Aim of the task:
Leave out the pictures and retype exactly the lines from the one with "What's the underlying" through the end of the records.

Input records:
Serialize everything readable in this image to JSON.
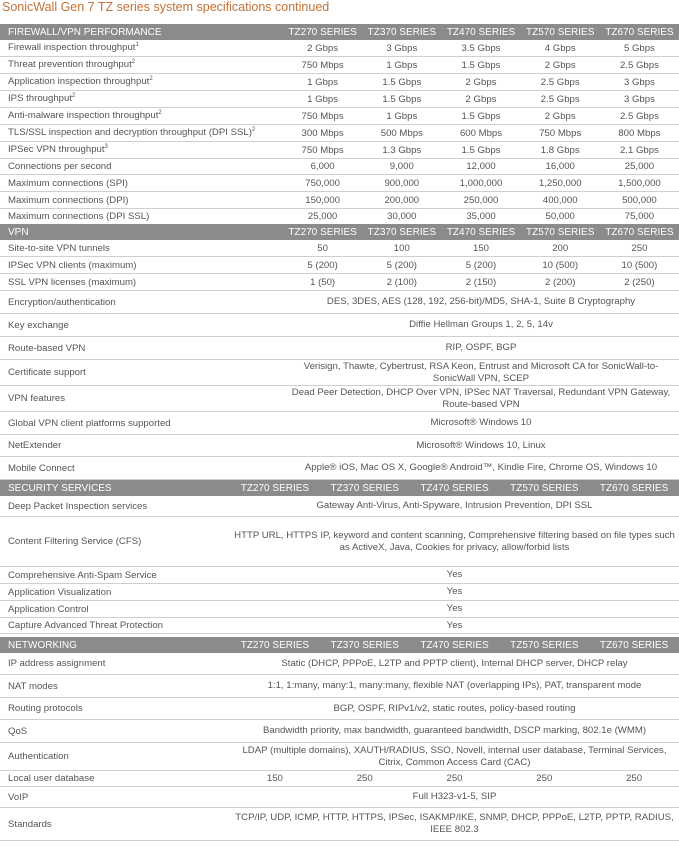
{
  "title": "SonicWall Gen 7 TZ series system specifications continued",
  "sections": [
    {
      "header": "FIREWALL/VPN PERFORMANCE",
      "columns": [
        "TZ270 SERIES",
        "TZ370 SERIES",
        "TZ470 SERIES",
        "TZ570 SERIES",
        "TZ670 SERIES"
      ],
      "rows": [
        {
          "label": "Firewall inspection throughput",
          "sup": "1",
          "values": [
            "2 Gbps",
            "3 Gbps",
            "3.5 Gbps",
            "4 Gbps",
            "5 Gbps"
          ]
        },
        {
          "label": "Threat prevention throughput",
          "sup": "2",
          "values": [
            "750 Mbps",
            "1 Gbps",
            "1.5 Gbps",
            "2 Gbps",
            "2.5 Gbps"
          ]
        },
        {
          "label": "Application inspection throughput",
          "sup": "2",
          "values": [
            "1 Gbps",
            "1.5 Gbps",
            "2 Gbps",
            "2.5 Gbps",
            "3 Gbps"
          ]
        },
        {
          "label": "IPS throughput",
          "sup": "2",
          "values": [
            "1 Gbps",
            "1.5 Gbps",
            "2 Gbps",
            "2.5 Gbps",
            "3 Gbps"
          ]
        },
        {
          "label": "Anti-malware inspection throughput",
          "sup": "2",
          "values": [
            "750 Mbps",
            "1 Gbps",
            "1.5 Gbps",
            "2 Gbps",
            "2.5 Gbps"
          ]
        },
        {
          "label": "TLS/SSL inspection and decryption throughput (DPI SSL)",
          "sup": "2",
          "values": [
            "300 Mbps",
            "500 Mbps",
            "600 Mbps",
            "750 Mbps",
            "800 Mbps"
          ]
        },
        {
          "label": "IPSec VPN throughput",
          "sup": "3",
          "values": [
            "750 Mbps",
            "1.3 Gbps",
            "1.5 Gbps",
            "1.8 Gbps",
            "2.1 Gbps"
          ]
        },
        {
          "label": "Connections per second",
          "values": [
            "6,000",
            "9,000",
            "12,000",
            "16,000",
            "25,000"
          ]
        },
        {
          "label": "Maximum connections (SPI)",
          "values": [
            "750,000",
            "900,000",
            "1,000,000",
            "1,250,000",
            "1,500,000"
          ]
        },
        {
          "label": "Maximum connections (DPI)",
          "values": [
            "150,000",
            "200,000",
            "250,000",
            "400,000",
            "500,000"
          ]
        },
        {
          "label": "Maximum connections (DPI SSL)",
          "values": [
            "25,000",
            "30,000",
            "35,000",
            "50,000",
            "75,000"
          ]
        }
      ]
    },
    {
      "header": "VPN",
      "columns": [
        "TZ270 SERIES",
        "TZ370 SERIES",
        "TZ470 SERIES",
        "TZ570 SERIES",
        "TZ670 SERIES"
      ],
      "rows": [
        {
          "label": "Site-to-site VPN tunnels",
          "values": [
            "50",
            "100",
            "150",
            "200",
            "250"
          ]
        },
        {
          "label": "IPSec VPN clients (maximum)",
          "values": [
            "5 (200)",
            "5 (200)",
            "5 (200)",
            "10 (500)",
            "10 (500)"
          ]
        },
        {
          "label": "SSL VPN licenses (maximum)",
          "values": [
            "1 (50)",
            "2 (100)",
            "2 (150)",
            "2 (200)",
            "2 (250)"
          ]
        },
        {
          "label": "Encryption/authentication",
          "span": "DES, 3DES, AES (128, 192, 256-bit)/MD5, SHA-1, Suite B Cryptography"
        },
        {
          "label": "Key exchange",
          "span": "Diffie Hellman Groups 1, 2, 5, 14v"
        },
        {
          "label": "Route-based VPN",
          "span": "RIP, OSPF, BGP"
        },
        {
          "label": "Certificate support",
          "span": "Verisign, Thawte, Cybertrust, RSA Keon, Entrust and Microsoft CA for SonicWall-to-SonicWall VPN, SCEP"
        },
        {
          "label": "VPN features",
          "span": "Dead Peer Detection, DHCP Over VPN, IPSec NAT Traversal, Redundant VPN Gateway, Route-based VPN"
        },
        {
          "label": "Global VPN client platforms supported",
          "span": "Microsoft® Windows 10"
        },
        {
          "label": "NetExtender",
          "span": "Microsoft® Windows 10, Linux"
        },
        {
          "label": "Mobile Connect",
          "span": "Apple® iOS, Mac OS X, Google® Android™, Kindle Fire, Chrome OS, Windows 10"
        }
      ]
    },
    {
      "header": "SECURITY SERVICES",
      "columns": [
        "TZ270 SERIES",
        "TZ370 SERIES",
        "TZ470 SERIES",
        "TZ570 SERIES",
        "TZ670 SERIES"
      ],
      "rows": [
        {
          "label": "Deep Packet Inspection services",
          "span": "Gateway Anti-Virus, Anti-Spyware, Intrusion Prevention, DPI SSL"
        },
        {
          "label": "Content Filtering Service (CFS)",
          "span": "HTTP URL, HTTPS IP, keyword and content scanning, Comprehensive filtering based on file types such as ActiveX, Java, Cookies for privacy, allow/forbid lists"
        },
        {
          "label": "Comprehensive Anti-Spam Service",
          "span": "Yes"
        },
        {
          "label": "Application Visualization",
          "span": "Yes"
        },
        {
          "label": "Application Control",
          "span": "Yes"
        },
        {
          "label": "Capture Advanced Threat Protection",
          "span": "Yes"
        }
      ]
    },
    {
      "header": "NETWORKING",
      "columns": [
        "TZ270 SERIES",
        "TZ370 SERIES",
        "TZ470 SERIES",
        "TZ570 SERIES",
        "TZ670 SERIES"
      ],
      "rows": [
        {
          "label": "IP address assignment",
          "span": "Static (DHCP, PPPoE, L2TP and PPTP client), Internal DHCP server, DHCP relay"
        },
        {
          "label": "NAT modes",
          "span": "1:1, 1:many, many:1, many:many, flexible NAT (overlapping IPs), PAT, transparent mode"
        },
        {
          "label": "Routing protocols",
          "span": "BGP, OSPF, RIPv1/v2, static routes, policy-based routing"
        },
        {
          "label": "QoS",
          "span": "Bandwidth priority, max bandwidth, guaranteed bandwidth, DSCP marking, 802.1e (WMM)"
        },
        {
          "label": "Authentication",
          "span": "LDAP (multiple domains), XAUTH/RADIUS, SSO, Novell, internal user database, Terminal Services, Citrix, Common Access Card (CAC)"
        },
        {
          "label": "Local user database",
          "values": [
            "150",
            "250",
            "250",
            "250",
            "250"
          ]
        },
        {
          "label": "VoIP",
          "span": "Full H323-v1-5, SIP"
        },
        {
          "label": "Standards",
          "span": "TCP/IP, UDP, ICMP, HTTP, HTTPS, IPSec, ISAKMP/IKE, SNMP, DHCP, PPPoE, L2TP, PPTP, RADIUS, IEEE 802.3"
        }
      ]
    }
  ]
}
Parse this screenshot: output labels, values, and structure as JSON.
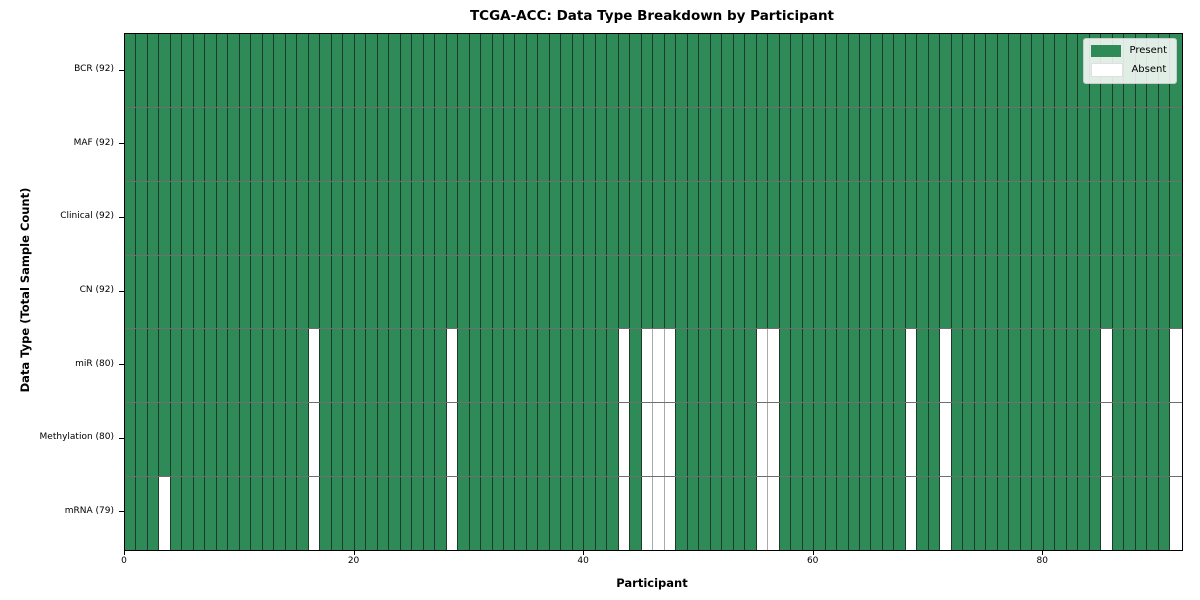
{
  "chart_data": {
    "type": "heatmap",
    "title": "TCGA-ACC: Data Type Breakdown by Participant",
    "xlabel": "Participant",
    "ylabel": "Data Type (Total Sample Count)",
    "n_participants": 92,
    "x_range": [
      0,
      92
    ],
    "x_ticks": [
      0,
      20,
      40,
      60,
      80
    ],
    "rows": [
      {
        "data_type": "BCR",
        "label": "BCR (92)",
        "present_count": 92,
        "absent_participants": []
      },
      {
        "data_type": "MAF",
        "label": "MAF (92)",
        "present_count": 92,
        "absent_participants": []
      },
      {
        "data_type": "Clinical",
        "label": "Clinical (92)",
        "present_count": 92,
        "absent_participants": []
      },
      {
        "data_type": "CN",
        "label": "CN (92)",
        "present_count": 92,
        "absent_participants": []
      },
      {
        "data_type": "miR",
        "label": "miR (80)",
        "present_count": 80,
        "absent_participants": [
          16,
          28,
          43,
          45,
          46,
          47,
          55,
          56,
          68,
          71,
          85,
          91
        ]
      },
      {
        "data_type": "Methylation",
        "label": "Methylation (80)",
        "present_count": 80,
        "absent_participants": [
          16,
          28,
          43,
          45,
          46,
          47,
          55,
          56,
          68,
          71,
          85,
          91
        ]
      },
      {
        "data_type": "mRNA",
        "label": "mRNA (79)",
        "present_count": 79,
        "absent_participants": [
          3,
          16,
          28,
          43,
          45,
          46,
          47,
          55,
          56,
          68,
          71,
          85,
          91
        ]
      }
    ],
    "legend": {
      "position": "upper-right",
      "entries": [
        {
          "label": "Present",
          "color": "#2e8b57"
        },
        {
          "label": "Absent",
          "color": "#ffffff"
        }
      ]
    },
    "colors": {
      "present": "#2e8b57",
      "absent": "#ffffff",
      "grid_dark": "#1e3a2a",
      "grid_light": "#aaaaaa",
      "row_divider": "#6f6f6f",
      "spine": "#000000",
      "tick": "#000000",
      "text": "#000000",
      "legend_border": "#cccccc"
    }
  }
}
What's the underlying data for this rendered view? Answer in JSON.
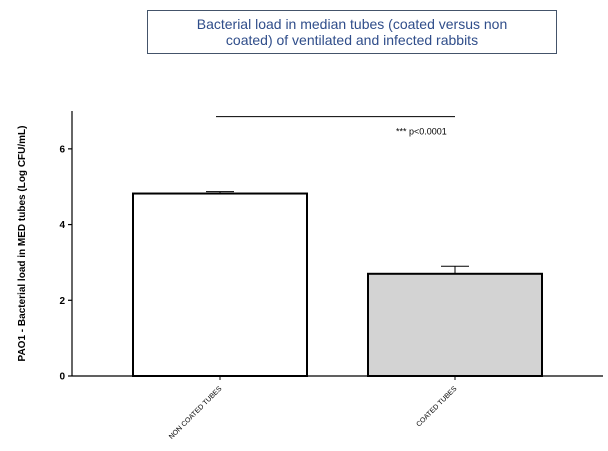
{
  "chart_data": {
    "type": "bar",
    "title_lines": [
      "Bacterial load in median tubes (coated versus non",
      "coated) of ventilated and infected rabbits"
    ],
    "categories": [
      "NON COATED TUBES",
      "COATED TUBES"
    ],
    "values": [
      4.82,
      2.7
    ],
    "error_upper": [
      4.87,
      2.9
    ],
    "bar_colors": [
      "#ffffff",
      "#d3d3d3"
    ],
    "ylabel": "PAO1 - Bacterial load in  MED tubes (Log CFU/mL)",
    "xlabel": "",
    "ylim": [
      0,
      7
    ],
    "yticks": [
      0,
      2,
      4,
      6
    ],
    "grid": false,
    "annotation": {
      "text": "*** p<0.0001",
      "bracket_y": 6.85
    }
  }
}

Result of the exercise:
What's the underlying data for this rendered view? Answer in JSON.
{
  "chart_data": {
    "type": "bar",
    "title_lines": [
      "Bacterial load in median tubes (coated versus non",
      "coated) of ventilated and infected rabbits"
    ],
    "categories": [
      "NON COATED TUBES",
      "COATED TUBES"
    ],
    "values": [
      4.82,
      2.7
    ],
    "error_upper": [
      4.87,
      2.9
    ],
    "bar_colors": [
      "#ffffff",
      "#d3d3d3"
    ],
    "ylabel": "PAO1 - Bacterial load in  MED tubes (Log CFU/mL)",
    "xlabel": "",
    "ylim": [
      0,
      7
    ],
    "yticks": [
      0,
      2,
      4,
      6
    ],
    "grid": false,
    "annotation": {
      "text": "*** p<0.0001",
      "bracket_y": 6.85
    }
  }
}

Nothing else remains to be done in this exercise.